▶ [TEXT SEGMENT]:
============

There are still other countries in the area that are continuing the growth trend, first and foremost Iran, now growing as an international player and as a stone producer and consumer. But any possible development of the local industry, at least with regards to future trade, has to take into account the endless uncertainties on the potential effects of threatened or promised military actions in the entire area. In the Far East, India has a peculiar state of affairs, certainly not as a producer but as an importer, since the decision to raise barriers against imports from some countries, even if recently relaxed, has nevertheless affected its relationships with some important stone-producing countries. Yet again, the novelty is China, which is more and more of a leader in the entire sub-region, with a growing common sector of minor producers and consumers that, taken together, make up a sizeable stone industry.

A basic level of production and consumption as well as trade - both locally and with the great North American market - is still alive in Latin America as well, providing a sure benchmark ceiling for the sector. Brazilian materials are still very much sought after, and they are being processed locally more and more frequently. However, the other great potential producer, Argentina, is hardly able to take off due to the well-known and worrying events, despite possessing high-quality resources and prestigious materials.

============

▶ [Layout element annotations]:
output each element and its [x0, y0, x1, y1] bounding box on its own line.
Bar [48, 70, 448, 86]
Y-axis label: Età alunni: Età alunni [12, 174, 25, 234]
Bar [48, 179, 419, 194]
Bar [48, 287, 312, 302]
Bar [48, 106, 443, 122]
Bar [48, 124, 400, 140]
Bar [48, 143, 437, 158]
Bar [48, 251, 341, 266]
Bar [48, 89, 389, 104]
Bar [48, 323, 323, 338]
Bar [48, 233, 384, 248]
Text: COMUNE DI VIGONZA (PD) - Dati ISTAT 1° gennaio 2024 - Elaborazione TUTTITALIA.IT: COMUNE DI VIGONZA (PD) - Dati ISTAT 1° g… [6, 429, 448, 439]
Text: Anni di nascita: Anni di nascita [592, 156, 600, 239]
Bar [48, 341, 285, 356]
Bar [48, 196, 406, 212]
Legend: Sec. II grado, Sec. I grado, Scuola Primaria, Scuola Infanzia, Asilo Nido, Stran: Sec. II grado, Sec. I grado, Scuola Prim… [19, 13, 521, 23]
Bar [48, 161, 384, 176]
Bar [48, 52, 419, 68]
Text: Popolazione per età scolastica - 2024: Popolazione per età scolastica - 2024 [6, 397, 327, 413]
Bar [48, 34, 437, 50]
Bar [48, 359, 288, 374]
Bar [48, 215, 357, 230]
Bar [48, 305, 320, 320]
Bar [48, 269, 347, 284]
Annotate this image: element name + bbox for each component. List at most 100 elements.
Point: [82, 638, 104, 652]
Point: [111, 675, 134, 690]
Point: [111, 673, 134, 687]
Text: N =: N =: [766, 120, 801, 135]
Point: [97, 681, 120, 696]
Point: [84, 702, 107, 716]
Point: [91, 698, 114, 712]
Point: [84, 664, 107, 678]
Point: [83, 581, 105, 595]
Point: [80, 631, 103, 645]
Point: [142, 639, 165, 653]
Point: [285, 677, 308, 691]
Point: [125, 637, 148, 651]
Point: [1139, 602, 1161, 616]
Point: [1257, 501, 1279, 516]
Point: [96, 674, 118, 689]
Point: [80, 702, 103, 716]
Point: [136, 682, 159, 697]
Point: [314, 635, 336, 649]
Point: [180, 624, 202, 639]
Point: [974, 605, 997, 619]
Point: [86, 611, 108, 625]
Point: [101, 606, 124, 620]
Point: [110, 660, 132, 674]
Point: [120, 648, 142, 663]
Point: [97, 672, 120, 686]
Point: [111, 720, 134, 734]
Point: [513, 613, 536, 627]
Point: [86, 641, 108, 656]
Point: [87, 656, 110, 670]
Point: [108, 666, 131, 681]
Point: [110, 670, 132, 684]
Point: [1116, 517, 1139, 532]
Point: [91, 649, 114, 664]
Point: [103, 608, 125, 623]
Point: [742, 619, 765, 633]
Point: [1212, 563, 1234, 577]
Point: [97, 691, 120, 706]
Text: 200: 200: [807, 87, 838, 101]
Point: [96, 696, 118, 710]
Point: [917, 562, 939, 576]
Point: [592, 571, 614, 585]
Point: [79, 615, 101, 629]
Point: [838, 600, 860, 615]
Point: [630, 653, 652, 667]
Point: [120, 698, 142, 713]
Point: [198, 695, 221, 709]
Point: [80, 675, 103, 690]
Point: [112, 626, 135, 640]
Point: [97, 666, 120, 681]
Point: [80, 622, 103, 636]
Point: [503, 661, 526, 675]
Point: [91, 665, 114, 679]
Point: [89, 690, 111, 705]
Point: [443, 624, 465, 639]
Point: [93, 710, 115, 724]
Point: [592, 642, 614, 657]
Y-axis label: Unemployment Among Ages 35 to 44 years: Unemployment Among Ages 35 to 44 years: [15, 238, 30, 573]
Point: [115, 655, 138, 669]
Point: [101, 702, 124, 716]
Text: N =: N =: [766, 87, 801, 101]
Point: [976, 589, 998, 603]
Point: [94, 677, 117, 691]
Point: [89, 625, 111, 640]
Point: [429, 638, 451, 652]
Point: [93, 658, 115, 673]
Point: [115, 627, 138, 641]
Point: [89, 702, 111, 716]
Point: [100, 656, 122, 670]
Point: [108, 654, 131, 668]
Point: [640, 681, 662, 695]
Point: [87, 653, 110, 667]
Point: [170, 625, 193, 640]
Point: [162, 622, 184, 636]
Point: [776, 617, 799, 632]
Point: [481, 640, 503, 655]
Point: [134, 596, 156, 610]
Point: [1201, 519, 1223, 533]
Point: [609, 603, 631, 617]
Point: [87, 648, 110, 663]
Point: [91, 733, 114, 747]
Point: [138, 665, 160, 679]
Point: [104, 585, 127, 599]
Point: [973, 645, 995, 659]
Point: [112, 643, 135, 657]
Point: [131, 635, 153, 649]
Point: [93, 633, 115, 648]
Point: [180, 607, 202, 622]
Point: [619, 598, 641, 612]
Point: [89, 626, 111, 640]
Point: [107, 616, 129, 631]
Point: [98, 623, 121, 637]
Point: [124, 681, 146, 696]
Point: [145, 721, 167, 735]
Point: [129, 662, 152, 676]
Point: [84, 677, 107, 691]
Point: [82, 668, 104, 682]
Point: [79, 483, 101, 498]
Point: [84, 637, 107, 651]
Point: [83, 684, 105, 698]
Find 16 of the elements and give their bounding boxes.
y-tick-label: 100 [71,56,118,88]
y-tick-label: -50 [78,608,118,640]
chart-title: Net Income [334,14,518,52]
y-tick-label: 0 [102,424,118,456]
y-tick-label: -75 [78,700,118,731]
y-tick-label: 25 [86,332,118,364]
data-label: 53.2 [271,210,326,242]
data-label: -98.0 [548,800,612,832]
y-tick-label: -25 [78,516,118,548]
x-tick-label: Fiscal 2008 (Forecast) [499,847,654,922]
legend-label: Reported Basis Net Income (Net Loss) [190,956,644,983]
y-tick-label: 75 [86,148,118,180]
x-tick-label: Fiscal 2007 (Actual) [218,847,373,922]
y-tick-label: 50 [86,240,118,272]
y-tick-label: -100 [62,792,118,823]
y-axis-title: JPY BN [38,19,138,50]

============

▶ [WHAT YOU WILL DO]: In the stone trade text, which country is called the novelty and described as increasingly a leader in its sub-region?

▶ [RESPONSE TO THIS TASK]: China